[Opening Selected passage section]
What I can say is that, as tools to start a MVP (Minimum Viable Product, because we have too many overlapping acronyms), LLMs work like a charm. If I was going to try to productionize this app to share it with the world, and put it on various Android stores, I would probably need to spend more time understanding what the LLMs generated, because I wouldn’t trust it to keep it up to date for me. And of course, even though this all started with me describing what I was looking for, it doesn’t mean that I magically got everything I wanted the first time around. Software engineering was never exclusively about coding, in my opinion – which is likely formed through translating the eponymous Ian Sommerville’s book. Which is why I’m not expecting it to be a dead end. It is going, though, to change drastically: architectural decisions, UI layouts, and user acceptance testing are going to become increasingly more important than they have been over the past 50 years.

And yes, I am considering making this app available, even though it’s really just a scratch-my-itch kind of app. While I’m optimizing it for eInk displays and my own workflow (including an in-app Compose key support, since I couldn’t find a reasonable way to get this done with Android IMEs while also keeping the hardware keyboard support working), there’s nothing that is particularly tied to my own setup: it’s a WordPress client using application-specific password, with a minimalistic block editor and full offline drafting. It’s my ideal editor which I’ve been looking for for over 12 years!
[Closing Selected passage section]
[Opening Extracted entries section]
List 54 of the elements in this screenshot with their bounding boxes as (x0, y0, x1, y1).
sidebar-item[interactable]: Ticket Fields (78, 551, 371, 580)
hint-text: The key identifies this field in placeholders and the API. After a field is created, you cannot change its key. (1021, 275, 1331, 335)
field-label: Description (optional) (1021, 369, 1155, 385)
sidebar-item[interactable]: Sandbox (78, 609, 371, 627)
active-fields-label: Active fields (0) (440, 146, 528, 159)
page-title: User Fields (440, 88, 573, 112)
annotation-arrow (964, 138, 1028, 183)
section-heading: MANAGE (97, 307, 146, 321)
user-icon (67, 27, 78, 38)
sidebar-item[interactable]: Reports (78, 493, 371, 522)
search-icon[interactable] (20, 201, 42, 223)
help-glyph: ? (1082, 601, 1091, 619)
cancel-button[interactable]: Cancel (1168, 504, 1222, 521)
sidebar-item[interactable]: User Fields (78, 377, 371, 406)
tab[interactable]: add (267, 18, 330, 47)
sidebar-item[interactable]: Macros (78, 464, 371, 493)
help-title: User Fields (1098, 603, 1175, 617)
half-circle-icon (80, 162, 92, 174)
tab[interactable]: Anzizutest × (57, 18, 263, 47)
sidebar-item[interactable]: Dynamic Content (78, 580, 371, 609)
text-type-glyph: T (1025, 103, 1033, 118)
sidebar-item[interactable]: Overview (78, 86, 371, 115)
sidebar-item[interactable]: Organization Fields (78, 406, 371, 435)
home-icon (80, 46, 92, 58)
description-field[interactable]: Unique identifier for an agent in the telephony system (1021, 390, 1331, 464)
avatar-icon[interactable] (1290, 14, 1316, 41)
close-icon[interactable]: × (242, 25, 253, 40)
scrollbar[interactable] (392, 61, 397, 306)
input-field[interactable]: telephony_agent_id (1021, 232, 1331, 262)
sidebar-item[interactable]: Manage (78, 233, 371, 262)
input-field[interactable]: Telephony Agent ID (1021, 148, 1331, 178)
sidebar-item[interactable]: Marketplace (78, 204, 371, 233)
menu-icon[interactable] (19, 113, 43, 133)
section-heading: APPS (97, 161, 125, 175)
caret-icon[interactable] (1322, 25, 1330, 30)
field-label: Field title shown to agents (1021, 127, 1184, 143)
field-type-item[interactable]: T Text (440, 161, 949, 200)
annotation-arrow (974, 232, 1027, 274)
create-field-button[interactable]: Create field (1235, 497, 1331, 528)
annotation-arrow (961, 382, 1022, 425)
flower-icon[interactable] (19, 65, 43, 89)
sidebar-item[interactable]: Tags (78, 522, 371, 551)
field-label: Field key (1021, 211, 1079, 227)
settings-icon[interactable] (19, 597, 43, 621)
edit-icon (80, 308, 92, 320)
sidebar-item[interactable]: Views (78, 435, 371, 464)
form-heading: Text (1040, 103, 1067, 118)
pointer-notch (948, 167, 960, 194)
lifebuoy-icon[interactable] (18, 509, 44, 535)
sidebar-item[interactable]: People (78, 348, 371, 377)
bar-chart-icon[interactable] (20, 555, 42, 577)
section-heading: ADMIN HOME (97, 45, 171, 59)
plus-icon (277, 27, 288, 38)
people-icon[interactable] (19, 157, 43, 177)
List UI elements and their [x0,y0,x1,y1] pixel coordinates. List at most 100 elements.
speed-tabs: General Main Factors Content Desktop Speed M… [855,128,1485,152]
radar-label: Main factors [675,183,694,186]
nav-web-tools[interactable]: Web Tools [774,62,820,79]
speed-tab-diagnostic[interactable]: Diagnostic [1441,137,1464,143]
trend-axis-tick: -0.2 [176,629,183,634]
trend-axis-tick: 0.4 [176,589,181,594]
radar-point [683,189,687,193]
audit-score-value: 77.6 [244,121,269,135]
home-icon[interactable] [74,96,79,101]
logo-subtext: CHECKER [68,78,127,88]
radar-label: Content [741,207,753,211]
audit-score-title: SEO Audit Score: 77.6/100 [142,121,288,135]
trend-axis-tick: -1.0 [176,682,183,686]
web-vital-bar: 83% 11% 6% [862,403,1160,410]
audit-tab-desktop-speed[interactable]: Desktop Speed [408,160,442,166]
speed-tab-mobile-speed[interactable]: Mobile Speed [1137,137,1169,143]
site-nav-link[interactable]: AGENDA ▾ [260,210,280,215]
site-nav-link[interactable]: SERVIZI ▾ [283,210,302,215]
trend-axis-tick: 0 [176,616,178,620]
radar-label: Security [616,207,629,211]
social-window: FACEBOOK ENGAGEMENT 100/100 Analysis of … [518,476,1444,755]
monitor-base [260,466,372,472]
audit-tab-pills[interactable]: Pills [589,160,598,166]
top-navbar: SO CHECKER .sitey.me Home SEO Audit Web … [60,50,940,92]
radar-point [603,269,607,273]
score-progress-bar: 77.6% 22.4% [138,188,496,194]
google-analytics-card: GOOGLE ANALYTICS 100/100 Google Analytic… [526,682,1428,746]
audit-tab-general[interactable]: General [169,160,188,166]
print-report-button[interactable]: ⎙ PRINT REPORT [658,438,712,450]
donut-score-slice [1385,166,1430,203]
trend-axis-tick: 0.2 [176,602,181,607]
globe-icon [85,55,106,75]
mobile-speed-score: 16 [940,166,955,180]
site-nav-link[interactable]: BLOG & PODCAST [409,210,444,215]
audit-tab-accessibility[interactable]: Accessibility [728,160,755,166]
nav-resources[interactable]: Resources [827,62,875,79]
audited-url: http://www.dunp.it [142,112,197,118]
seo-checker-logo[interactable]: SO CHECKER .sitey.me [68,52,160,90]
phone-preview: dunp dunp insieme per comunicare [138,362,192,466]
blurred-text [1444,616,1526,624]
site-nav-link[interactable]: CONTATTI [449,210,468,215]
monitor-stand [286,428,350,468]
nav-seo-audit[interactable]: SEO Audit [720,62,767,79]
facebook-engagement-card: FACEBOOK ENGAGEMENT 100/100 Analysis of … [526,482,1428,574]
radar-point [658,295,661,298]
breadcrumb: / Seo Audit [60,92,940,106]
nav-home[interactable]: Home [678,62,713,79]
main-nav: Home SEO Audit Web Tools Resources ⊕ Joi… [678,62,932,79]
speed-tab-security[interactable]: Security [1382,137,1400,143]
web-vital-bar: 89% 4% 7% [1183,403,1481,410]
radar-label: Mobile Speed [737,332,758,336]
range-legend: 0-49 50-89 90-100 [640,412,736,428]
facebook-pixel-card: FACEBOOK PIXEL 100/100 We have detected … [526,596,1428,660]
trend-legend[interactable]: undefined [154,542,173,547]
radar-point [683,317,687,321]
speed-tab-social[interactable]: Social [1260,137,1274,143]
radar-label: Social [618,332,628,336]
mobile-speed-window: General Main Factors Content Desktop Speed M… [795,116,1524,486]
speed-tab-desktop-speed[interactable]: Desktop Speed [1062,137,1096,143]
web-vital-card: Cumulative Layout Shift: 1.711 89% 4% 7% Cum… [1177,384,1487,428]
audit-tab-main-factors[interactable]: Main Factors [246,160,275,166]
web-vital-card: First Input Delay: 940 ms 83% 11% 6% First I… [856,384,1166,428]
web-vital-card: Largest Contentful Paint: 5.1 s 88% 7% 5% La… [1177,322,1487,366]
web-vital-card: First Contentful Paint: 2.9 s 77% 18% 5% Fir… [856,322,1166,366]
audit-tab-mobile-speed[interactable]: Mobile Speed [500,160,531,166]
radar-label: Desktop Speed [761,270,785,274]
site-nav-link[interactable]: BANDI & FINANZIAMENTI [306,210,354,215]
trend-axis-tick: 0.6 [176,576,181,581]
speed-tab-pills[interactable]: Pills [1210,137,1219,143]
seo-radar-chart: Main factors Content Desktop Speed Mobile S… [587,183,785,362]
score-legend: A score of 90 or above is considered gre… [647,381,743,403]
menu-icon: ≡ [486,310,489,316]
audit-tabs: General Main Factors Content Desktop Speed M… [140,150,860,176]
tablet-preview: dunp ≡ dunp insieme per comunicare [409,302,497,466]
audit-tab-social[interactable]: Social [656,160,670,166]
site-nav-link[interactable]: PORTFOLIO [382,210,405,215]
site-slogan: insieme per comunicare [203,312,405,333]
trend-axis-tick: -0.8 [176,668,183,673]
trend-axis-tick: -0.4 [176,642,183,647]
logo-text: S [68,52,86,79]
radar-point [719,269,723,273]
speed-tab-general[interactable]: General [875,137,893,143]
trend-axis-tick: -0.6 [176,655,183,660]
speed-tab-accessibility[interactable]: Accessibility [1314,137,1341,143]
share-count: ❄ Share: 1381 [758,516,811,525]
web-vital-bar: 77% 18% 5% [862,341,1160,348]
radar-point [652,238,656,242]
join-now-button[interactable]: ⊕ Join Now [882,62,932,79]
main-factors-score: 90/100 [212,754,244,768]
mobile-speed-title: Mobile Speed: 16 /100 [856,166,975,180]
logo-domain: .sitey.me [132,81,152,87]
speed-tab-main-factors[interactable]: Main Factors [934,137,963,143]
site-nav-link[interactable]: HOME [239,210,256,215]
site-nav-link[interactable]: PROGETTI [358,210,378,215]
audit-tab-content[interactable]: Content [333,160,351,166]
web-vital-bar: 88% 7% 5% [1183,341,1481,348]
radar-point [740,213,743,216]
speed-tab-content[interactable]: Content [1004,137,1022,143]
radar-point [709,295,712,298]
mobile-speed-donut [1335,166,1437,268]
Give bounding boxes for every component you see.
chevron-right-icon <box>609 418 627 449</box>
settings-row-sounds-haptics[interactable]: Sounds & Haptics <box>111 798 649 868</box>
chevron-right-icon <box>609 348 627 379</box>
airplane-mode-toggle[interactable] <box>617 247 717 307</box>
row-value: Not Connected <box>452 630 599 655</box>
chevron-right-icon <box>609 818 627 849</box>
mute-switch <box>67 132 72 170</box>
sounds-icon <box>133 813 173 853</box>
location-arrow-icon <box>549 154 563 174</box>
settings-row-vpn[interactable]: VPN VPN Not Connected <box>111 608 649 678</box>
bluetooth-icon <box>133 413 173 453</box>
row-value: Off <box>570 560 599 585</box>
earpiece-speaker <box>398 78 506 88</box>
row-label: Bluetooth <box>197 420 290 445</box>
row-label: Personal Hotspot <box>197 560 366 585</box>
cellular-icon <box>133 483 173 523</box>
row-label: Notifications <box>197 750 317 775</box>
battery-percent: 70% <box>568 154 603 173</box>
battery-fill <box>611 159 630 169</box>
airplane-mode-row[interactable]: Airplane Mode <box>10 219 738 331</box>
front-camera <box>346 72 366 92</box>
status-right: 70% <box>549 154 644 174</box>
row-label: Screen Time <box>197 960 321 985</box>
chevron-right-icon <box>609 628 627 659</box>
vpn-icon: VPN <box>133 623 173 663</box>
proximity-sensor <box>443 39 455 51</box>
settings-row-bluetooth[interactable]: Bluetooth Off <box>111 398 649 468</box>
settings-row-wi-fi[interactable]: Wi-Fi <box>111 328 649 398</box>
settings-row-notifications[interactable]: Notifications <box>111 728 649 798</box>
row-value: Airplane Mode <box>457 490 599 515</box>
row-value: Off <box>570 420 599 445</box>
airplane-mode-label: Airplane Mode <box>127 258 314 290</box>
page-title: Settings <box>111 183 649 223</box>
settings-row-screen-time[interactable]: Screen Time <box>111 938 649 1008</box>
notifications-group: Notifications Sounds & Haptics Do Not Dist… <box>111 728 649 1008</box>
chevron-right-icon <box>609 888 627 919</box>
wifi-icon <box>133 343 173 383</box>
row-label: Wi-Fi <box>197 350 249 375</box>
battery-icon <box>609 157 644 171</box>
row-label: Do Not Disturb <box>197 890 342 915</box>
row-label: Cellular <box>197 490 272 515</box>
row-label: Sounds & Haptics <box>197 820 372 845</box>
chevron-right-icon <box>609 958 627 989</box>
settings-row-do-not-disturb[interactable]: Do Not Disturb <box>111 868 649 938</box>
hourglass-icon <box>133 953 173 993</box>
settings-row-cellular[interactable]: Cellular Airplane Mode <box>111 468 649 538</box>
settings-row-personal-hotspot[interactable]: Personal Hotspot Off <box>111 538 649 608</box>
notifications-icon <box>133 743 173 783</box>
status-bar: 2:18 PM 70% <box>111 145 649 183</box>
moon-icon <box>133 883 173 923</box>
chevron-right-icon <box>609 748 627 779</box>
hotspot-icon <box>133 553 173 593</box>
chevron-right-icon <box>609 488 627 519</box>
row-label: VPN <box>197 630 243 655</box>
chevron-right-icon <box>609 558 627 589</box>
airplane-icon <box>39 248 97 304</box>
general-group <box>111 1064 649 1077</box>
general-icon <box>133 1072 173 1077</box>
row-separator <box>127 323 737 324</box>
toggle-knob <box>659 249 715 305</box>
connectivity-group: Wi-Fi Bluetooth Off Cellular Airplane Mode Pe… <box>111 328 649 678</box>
[Closing Extracted entries section]
* _Task instructions_:
1. Reproduce word for word the part of the passage on building the app that begins at the words "And yes, I am" and ends after the words "over 12 years!".
2. In the passage on building the app, which things does the writer say are going to become more important than they have been over the past 50 years? List them all.
3. Answer these questions using the passage on building the app.
(a) What does MVP stand for?
(b) What kind of displays is the app being optimized for?
(c) For how long has the writer been looking for an ideal editor?
These lines are separate material and have nothing to do with the passage on building the app.

* _Task results_:
1.
And yes, I am considering making this app available, even though it’s really just a scratch-my-itch kind of app. While I’m optimizing it for eInk displays and my own workflow (including an in-app Compose key support, since I couldn’t find a reasonable way to get this done with Android IMEs while also keeping the hardware keyboard support working), there’s nothing that is particularly tied to my own setup: it’s a WordPress client using application-specific password, with a minimalistic block editor and full offline drafting. It’s my ideal editor which I’ve been looking for for over 12 years!

2.
- architectural decisions
- UI layouts
- user acceptance testing

3.
(a) Minimum Viable Product
(b) eInk displays
(c) Over 12 years